• [What is asked]
Quote the entries that follow exactly, leaving none out.

• [Supplied material]
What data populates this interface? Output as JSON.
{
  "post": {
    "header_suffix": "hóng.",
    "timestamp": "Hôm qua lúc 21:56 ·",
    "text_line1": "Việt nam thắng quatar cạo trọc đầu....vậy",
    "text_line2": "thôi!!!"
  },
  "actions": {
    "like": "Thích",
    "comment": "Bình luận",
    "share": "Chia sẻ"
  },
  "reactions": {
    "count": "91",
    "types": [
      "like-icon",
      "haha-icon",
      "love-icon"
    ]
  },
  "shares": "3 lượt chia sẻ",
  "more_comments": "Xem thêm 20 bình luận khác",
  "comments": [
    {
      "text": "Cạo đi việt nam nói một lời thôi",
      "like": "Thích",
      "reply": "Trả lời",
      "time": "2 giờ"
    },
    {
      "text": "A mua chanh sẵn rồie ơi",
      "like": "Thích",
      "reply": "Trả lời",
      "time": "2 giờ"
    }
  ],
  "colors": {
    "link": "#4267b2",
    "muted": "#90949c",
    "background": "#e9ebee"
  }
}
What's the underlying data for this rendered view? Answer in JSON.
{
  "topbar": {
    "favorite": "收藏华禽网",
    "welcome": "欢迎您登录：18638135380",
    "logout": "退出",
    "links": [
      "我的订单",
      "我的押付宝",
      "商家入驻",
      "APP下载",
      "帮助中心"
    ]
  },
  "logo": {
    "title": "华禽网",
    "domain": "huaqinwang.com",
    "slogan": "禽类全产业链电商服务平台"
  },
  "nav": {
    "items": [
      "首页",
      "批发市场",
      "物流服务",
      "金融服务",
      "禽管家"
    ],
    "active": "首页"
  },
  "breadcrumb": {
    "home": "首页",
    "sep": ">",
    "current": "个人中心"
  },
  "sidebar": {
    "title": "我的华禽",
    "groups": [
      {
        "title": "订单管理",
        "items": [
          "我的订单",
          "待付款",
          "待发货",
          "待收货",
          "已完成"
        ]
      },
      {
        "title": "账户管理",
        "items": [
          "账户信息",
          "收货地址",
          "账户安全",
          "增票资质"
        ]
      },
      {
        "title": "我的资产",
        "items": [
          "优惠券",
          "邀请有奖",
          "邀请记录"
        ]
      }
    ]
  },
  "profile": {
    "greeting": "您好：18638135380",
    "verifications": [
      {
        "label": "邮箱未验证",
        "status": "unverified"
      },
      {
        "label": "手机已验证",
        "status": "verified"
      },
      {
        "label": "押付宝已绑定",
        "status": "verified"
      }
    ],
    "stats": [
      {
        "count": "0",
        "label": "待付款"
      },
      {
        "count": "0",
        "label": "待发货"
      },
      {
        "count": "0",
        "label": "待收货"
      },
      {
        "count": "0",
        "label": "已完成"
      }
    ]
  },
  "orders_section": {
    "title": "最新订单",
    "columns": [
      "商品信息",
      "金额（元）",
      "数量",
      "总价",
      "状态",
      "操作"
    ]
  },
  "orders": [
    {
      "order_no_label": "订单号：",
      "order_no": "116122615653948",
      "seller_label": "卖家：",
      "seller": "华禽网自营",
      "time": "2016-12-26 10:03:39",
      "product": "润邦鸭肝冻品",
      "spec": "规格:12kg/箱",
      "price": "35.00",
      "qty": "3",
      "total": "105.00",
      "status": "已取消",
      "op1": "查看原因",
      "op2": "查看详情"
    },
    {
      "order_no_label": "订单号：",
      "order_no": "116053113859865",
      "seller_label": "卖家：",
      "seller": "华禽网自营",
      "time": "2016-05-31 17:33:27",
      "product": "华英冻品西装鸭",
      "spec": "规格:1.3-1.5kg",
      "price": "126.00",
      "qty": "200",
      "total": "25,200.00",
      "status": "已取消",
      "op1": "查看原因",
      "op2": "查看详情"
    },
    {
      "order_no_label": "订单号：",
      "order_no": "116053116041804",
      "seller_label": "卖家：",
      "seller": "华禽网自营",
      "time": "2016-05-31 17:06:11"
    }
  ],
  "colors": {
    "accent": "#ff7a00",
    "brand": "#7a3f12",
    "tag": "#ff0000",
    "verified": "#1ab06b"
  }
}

• [Task answer]
What data populates this interface? Output as JSON.
{
  "post": {
    "header_suffix": "hóng.",
    "timestamp": "Hôm qua lúc 21:56 ·",
    "text_line1": "Việt nam thắng quatar cạo trọc đầu....vậy",
    "text_line2": "thôi!!!"
  },
  "actions": {
    "like": "Thích",
    "comment": "Bình luận",
    "share": "Chia sẻ"
  },
  "reactions": {
    "count": "91",
    "types": [
      "like-icon",
      "haha-icon",
      "love-icon"
    ]
  },
  "shares": "3 lượt chia sẻ",
  "more_comments": "Xem thêm 20 bình luận khác",
  "comments": [
    {
      "text": "Cạo đi việt nam nói một lời thôi",
      "like": "Thích",
      "reply": "Trả lời",
      "time": "2 giờ"
    },
    {
      "text": "A mua chanh sẵn rồie ơi",
      "like": "Thích",
      "reply": "Trả lời",
      "time": "2 giờ"
    }
  ],
  "colors": {
    "link": "#4267b2",
    "muted": "#90949c",
    "background": "#e9ebee"
  }
}
What's the underlying data for this rendered view? Answer in JSON.
{
  "topbar": {
    "favorite": "收藏华禽网",
    "welcome": "欢迎您登录：18638135380",
    "logout": "退出",
    "links": [
      "我的订单",
      "我的押付宝",
      "商家入驻",
      "APP下载",
      "帮助中心"
    ]
  },
  "logo": {
    "title": "华禽网",
    "domain": "huaqinwang.com",
    "slogan": "禽类全产业链电商服务平台"
  },
  "nav": {
    "items": [
      "首页",
      "批发市场",
      "物流服务",
      "金融服务",
      "禽管家"
    ],
    "active": "首页"
  },
  "breadcrumb": {
    "home": "首页",
    "sep": ">",
    "current": "个人中心"
  },
  "sidebar": {
    "title": "我的华禽",
    "groups": [
      {
        "title": "订单管理",
        "items": [
          "我的订单",
          "待付款",
          "待发货",
          "待收货",
          "已完成"
        ]
      },
      {
        "title": "账户管理",
        "items": [
          "账户信息",
          "收货地址",
          "账户安全",
          "增票资质"
        ]
      },
      {
        "title": "我的资产",
        "items": [
          "优惠券",
          "邀请有奖",
          "邀请记录"
        ]
      }
    ]
  },
  "profile": {
    "greeting": "您好：18638135380",
    "verifications": [
      {
        "label": "邮箱未验证",
        "status": "unverified"
      },
      {
        "label": "手机已验证",
        "status": "verified"
      },
      {
        "label": "押付宝已绑定",
        "status": "verified"
      }
    ],
    "stats": [
      {
        "count": "0",
        "label": "待付款"
      },
      {
        "count": "0",
        "label": "待发货"
      },
      {
        "count": "0",
        "label": "待收货"
      },
      {
        "count": "0",
        "label": "已完成"
      }
    ]
  },
  "orders_section": {
    "title": "最新订单",
    "columns": [
      "商品信息",
      "金额（元）",
      "数量",
      "总价",
      "状态",
      "操作"
    ]
  },
  "orders": [
    {
      "order_no_label": "订单号：",
      "order_no": "116122615653948",
      "seller_label": "卖家：",
      "seller": "华禽网自营",
      "time": "2016-12-26 10:03:39",
      "product": "润邦鸭肝冻品",
      "spec": "规格:12kg/箱",
      "price": "35.00",
      "qty": "3",
      "total": "105.00",
      "status": "已取消",
      "op1": "查看原因",
      "op2": "查看详情"
    },
    {
      "order_no_label": "订单号：",
      "order_no": "116053113859865",
      "seller_label": "卖家：",
      "seller": "华禽网自营",
      "time": "2016-05-31 17:33:27",
      "product": "华英冻品西装鸭",
      "spec": "规格:1.3-1.5kg",
      "price": "126.00",
      "qty": "200",
      "total": "25,200.00",
      "status": "已取消",
      "op1": "查看原因",
      "op2": "查看详情"
    },
    {
      "order_no_label": "订单号：",
      "order_no": "116053116041804",
      "seller_label": "卖家：",
      "seller": "华禽网自营",
      "time": "2016-05-31 17:06:11"
    }
  ],
  "colors": {
    "accent": "#ff7a00",
    "brand": "#7a3f12",
    "tag": "#ff0000",
    "verified": "#1ab06b"
  }
}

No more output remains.